RECORDS TO USE

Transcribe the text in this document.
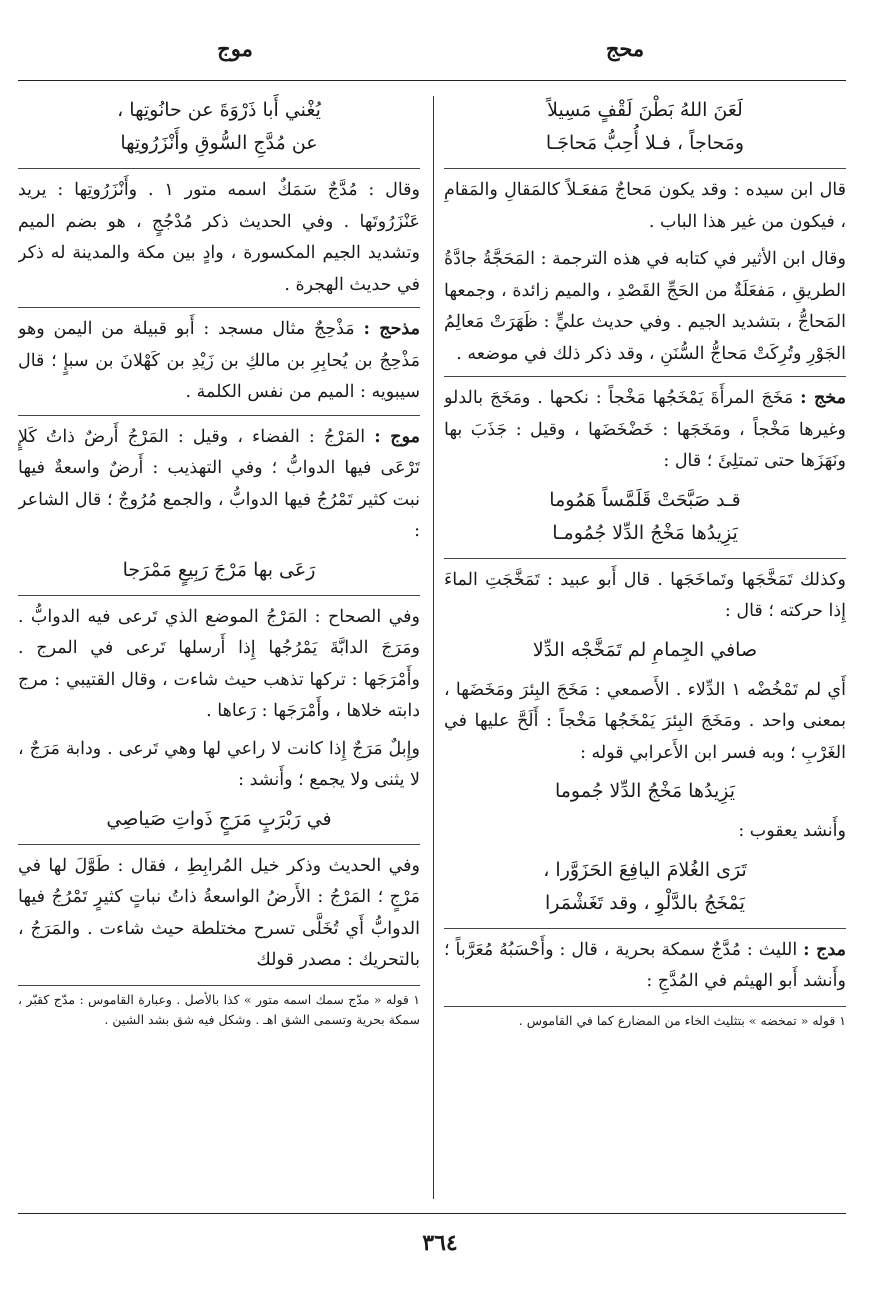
محج
موج
لَعَنَ اللهُ بَطْنَ لَقْفٍ مَسِيلاً
ومَحاجاً ، فـلا أُحِبُّ مَحاجَـا

قال ابن سيده : وقد يكون مَحاجٌ مَفعَـلاً كالمَقالِ والمَقامِ ، فيكون من غير هذا الباب .

وقال ابن الأثير في كتابه في هذه الترجمة : المَحَجَّةُ جادَّةُ الطريقِ ، مَفعَلَةٌ من الحَجِّ القَصْدِ ، والميم زائدة ، وجمعها المَحاجُّ ، بتشديد الجيم . وفي حديث عليٍّ : ظَهَرَتْ مَعالِمُ الجَوْرِ وتُرِكَتْ مَحاجُّ السُّنَنِ ، وقد ذكر ذلك في موضعه .

مخج : مَخَجَ المرأَةَ يَمْخَجُها مَخْجاً : نكحها . ومَخَجَ بالدلو وغيرها مَخْجاً ، ومَخَجَها : خَضْخَضَها ، وقيل : جَذَبَ بها ونَهَزَها حتى تمتلِئَ ؛ قال :

قـد صَبَّحَتْ قَلَمَّساً هَمُوما
يَزِيدُها مَخْجُ الدِّلا جُمُومـا

وكذلك تَمَخَّجَها وتَماخَجَها . قال أَبو عبيد : تَمَخَّجَتِ الماءَ إِذا حركته ؛ قال :

صافي الجِمامِ لم تَمَخَّجْه الدِّلا

أَي لم تَمْخُضْه ١ الدِّلاء . الأَصمعي : مَخَجَ البِئرَ ومَخَضَها ، بمعنى واحد . ومَخَجَ البِئرَ يَمْخَجُها مَخْجاً : أَلَحَّ عليها في الغَرْبِ ؛ وبه فسر ابن الأَعرابي قوله :

يَزِيدُها مَخْجُ الدِّلا جُموما

وأَنشد يعقوب :

تَرَى الغُلامَ اليافِعَ الحَزَوَّرا ،
يَمْخَجُ بالدَّلْوِ ، وقد تَغَشْمَرا

مدج : الليث : مُدَّجٌ سمكة بحرية ، قال : وأَحْسَبُهُ مُعَرَّباً ؛ وأَنشد أَبو الهيثم في المُدَّجِ :

١ قوله « تمخضه » بتثليث الخاء من المضارع كما في القاموس .

يُغْني أَبا ذَرْوَةَ عن حانُوتِها ،
عن مُدَّجِ السُّوقِ وأَنْزَرُوتِها

وقال : مُدَّجٌ سَمَكٌ اسمه متور ١ . وأَنْزَرُوتِها : يريد عَنْزَرُوتَها . وفي الحديث ذكر مُدْجُجٍ ، هو بضم الميم وتشديد الجيم المكسورة ، وادٍ بين مكة والمدينة له ذكر في حديث الهجرة .

مذحج : مَذْحِجٌ مثال مسجد : أَبو قبيلة من اليمن وهو مَذْحِجُ بن يُحابِرِ بن مالكِ بن زَيْدِ بن كَهْلانَ بن سبإٍ ؛ قال سيبويه : الميم من نفس الكلمة .

موج : المَرْجُ : الفضاء ، وقيل : المَرْجُ أَرضٌ ذاتُ كَلإٍ تَرْعَى فيها الدوابُّ ؛ وفي التهذيب : أَرضٌ واسعةٌ فيها نبت كثير تَمْرُجُ فيها الدوابُّ ، والجمع مُرُوجٌ ؛ قال الشاعر :

رَعَى بها مَرْجَ رَبِيعٍ مَمْرَجا

وفي الصحاح : المَرْجُ الموضع الذي تَرعى فيه الدوابُّ . ومَرَجَ الدابَّةَ يَمْرُجُها إِذا أَرسلها تَرعى في المرج . وأَمْرَجَها : تركها تذهب حيث شاءت ، وقال القتيبي : مرج دابته خلاها ، وأَمْرَجَها : رَعاها .

وإِبلٌ مَرَجٌ إِذا كانت لا راعي لها وهي تَرعى . ودابة مَرَجٌ ، لا يثنى ولا يجمع ؛ وأَنشد :

في رَبْرَبٍ مَرَجٍ ذَواتِ صَياصِي

وفي الحديث وذكر خيل المُرابِطِ ، فقال : طَوَّلَ لها في مَرْجٍ ؛ المَرْجُ : الأَرضُ الواسعةُ ذاتُ نباتٍ كثيرٍ تَمْرُجُ فيها الدوابُّ أَي تُخَلَّى تسرح مختلطة حيث شاءت . والمَرَجُ ، بالتحريك : مصدر قولك

١ قوله « مدّج سمك اسمه متور » كذا بالأصل . وعبارة القاموس : مدّج كقبّر ، سمكة بحرية وتسمى الشق اهـ . وشكل فيه شق بشد الشين .

٣٦٤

AIM OF THE EXERCISE
Restate the records word for word, omitting images.

EXERCISE OUTPUT
Transcribe the text in this document.
محج
موج
لَعَنَ اللهُ بَطْنَ لَقْفٍ مَسِيلاً
ومَحاجاً ، فـلا أُحِبُّ مَحاجَـا

قال ابن سيده : وقد يكون مَحاجٌ مَفعَـلاً كالمَقالِ والمَقامِ ، فيكون من غير هذا الباب .

وقال ابن الأثير في كتابه في هذه الترجمة : المَحَجَّةُ جادَّةُ الطريقِ ، مَفعَلَةٌ من الحَجِّ القَصْدِ ، والميم زائدة ، وجمعها المَحاجُّ ، بتشديد الجيم . وفي حديث عليٍّ : ظَهَرَتْ مَعالِمُ الجَوْرِ وتُرِكَتْ مَحاجُّ السُّنَنِ ، وقد ذكر ذلك في موضعه .

مخج : مَخَجَ المرأَةَ يَمْخَجُها مَخْجاً : نكحها . ومَخَجَ بالدلو وغيرها مَخْجاً ، ومَخَجَها : خَضْخَضَها ، وقيل : جَذَبَ بها ونَهَزَها حتى تمتلِئَ ؛ قال :

قـد صَبَّحَتْ قَلَمَّساً هَمُوما
يَزِيدُها مَخْجُ الدِّلا جُمُومـا

وكذلك تَمَخَّجَها وتَماخَجَها . قال أَبو عبيد : تَمَخَّجَتِ الماءَ إِذا حركته ؛ قال :

صافي الجِمامِ لم تَمَخَّجْه الدِّلا

أَي لم تَمْخُضْه ١ الدِّلاء . الأَصمعي : مَخَجَ البِئرَ ومَخَضَها ، بمعنى واحد . ومَخَجَ البِئرَ يَمْخَجُها مَخْجاً : أَلَحَّ عليها في الغَرْبِ ؛ وبه فسر ابن الأَعرابي قوله :

يَزِيدُها مَخْجُ الدِّلا جُموما

وأَنشد يعقوب :

تَرَى الغُلامَ اليافِعَ الحَزَوَّرا ،
يَمْخَجُ بالدَّلْوِ ، وقد تَغَشْمَرا

مدج : الليث : مُدَّجٌ سمكة بحرية ، قال : وأَحْسَبُهُ مُعَرَّباً ؛ وأَنشد أَبو الهيثم في المُدَّجِ :

١ قوله « تمخضه » بتثليث الخاء من المضارع كما في القاموس .

يُغْني أَبا ذَرْوَةَ عن حانُوتِها ،
عن مُدَّجِ السُّوقِ وأَنْزَرُوتِها

وقال : مُدَّجٌ سَمَكٌ اسمه متور ١ . وأَنْزَرُوتِها : يريد عَنْزَرُوتَها . وفي الحديث ذكر مُدْجُجٍ ، هو بضم الميم وتشديد الجيم المكسورة ، وادٍ بين مكة والمدينة له ذكر في حديث الهجرة .

مذحج : مَذْحِجٌ مثال مسجد : أَبو قبيلة من اليمن وهو مَذْحِجُ بن يُحابِرِ بن مالكِ بن زَيْدِ بن كَهْلانَ بن سبإٍ ؛ قال سيبويه : الميم من نفس الكلمة .

موج : المَرْجُ : الفضاء ، وقيل : المَرْجُ أَرضٌ ذاتُ كَلإٍ تَرْعَى فيها الدوابُّ ؛ وفي التهذيب : أَرضٌ واسعةٌ فيها نبت كثير تَمْرُجُ فيها الدوابُّ ، والجمع مُرُوجٌ ؛ قال الشاعر :

رَعَى بها مَرْجَ رَبِيعٍ مَمْرَجا

وفي الصحاح : المَرْجُ الموضع الذي تَرعى فيه الدوابُّ . ومَرَجَ الدابَّةَ يَمْرُجُها إِذا أَرسلها تَرعى في المرج . وأَمْرَجَها : تركها تذهب حيث شاءت ، وقال القتيبي : مرج دابته خلاها ، وأَمْرَجَها : رَعاها .

وإِبلٌ مَرَجٌ إِذا كانت لا راعي لها وهي تَرعى . ودابة مَرَجٌ ، لا يثنى ولا يجمع ؛ وأَنشد :

في رَبْرَبٍ مَرَجٍ ذَواتِ صَياصِي

وفي الحديث وذكر خيل المُرابِطِ ، فقال : طَوَّلَ لها في مَرْجٍ ؛ المَرْجُ : الأَرضُ الواسعةُ ذاتُ نباتٍ كثيرٍ تَمْرُجُ فيها الدوابُّ أَي تُخَلَّى تسرح مختلطة حيث شاءت . والمَرَجُ ، بالتحريك : مصدر قولك

١ قوله « مدّج سمك اسمه متور » كذا بالأصل . وعبارة القاموس : مدّج كقبّر ، سمكة بحرية وتسمى الشق اهـ . وشكل فيه شق بشد الشين .

٣٦٤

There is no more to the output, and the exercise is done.